Instruction:
Records follow. Pull out every line that contains "ICAP".

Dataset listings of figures
>>
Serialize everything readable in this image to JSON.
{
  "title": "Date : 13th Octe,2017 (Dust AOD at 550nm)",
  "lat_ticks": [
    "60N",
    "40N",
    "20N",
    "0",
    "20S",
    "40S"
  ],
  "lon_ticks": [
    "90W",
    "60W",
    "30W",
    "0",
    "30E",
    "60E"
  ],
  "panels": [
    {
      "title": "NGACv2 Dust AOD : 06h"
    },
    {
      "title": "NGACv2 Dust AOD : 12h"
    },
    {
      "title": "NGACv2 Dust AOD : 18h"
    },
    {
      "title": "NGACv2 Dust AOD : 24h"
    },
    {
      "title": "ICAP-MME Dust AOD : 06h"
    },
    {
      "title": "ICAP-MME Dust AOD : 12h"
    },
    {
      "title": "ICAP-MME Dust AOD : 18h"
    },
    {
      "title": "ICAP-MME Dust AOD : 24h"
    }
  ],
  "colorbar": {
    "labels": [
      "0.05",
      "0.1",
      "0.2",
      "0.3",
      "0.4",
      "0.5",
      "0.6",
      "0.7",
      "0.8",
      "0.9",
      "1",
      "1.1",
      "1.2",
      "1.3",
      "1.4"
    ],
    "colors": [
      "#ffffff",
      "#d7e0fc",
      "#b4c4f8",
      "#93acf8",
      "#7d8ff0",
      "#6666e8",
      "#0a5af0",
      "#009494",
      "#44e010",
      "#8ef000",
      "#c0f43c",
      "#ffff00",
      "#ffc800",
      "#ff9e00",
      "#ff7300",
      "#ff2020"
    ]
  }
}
<<
Written response:
      "title": "ICAP-MME Dust AOD : 06h"
      "title": "ICAP-MME Dust AOD : 12h"
      "title": "ICAP-MME Dust AOD : 18h"
      "title": "ICAP-MME Dust AOD : 24h"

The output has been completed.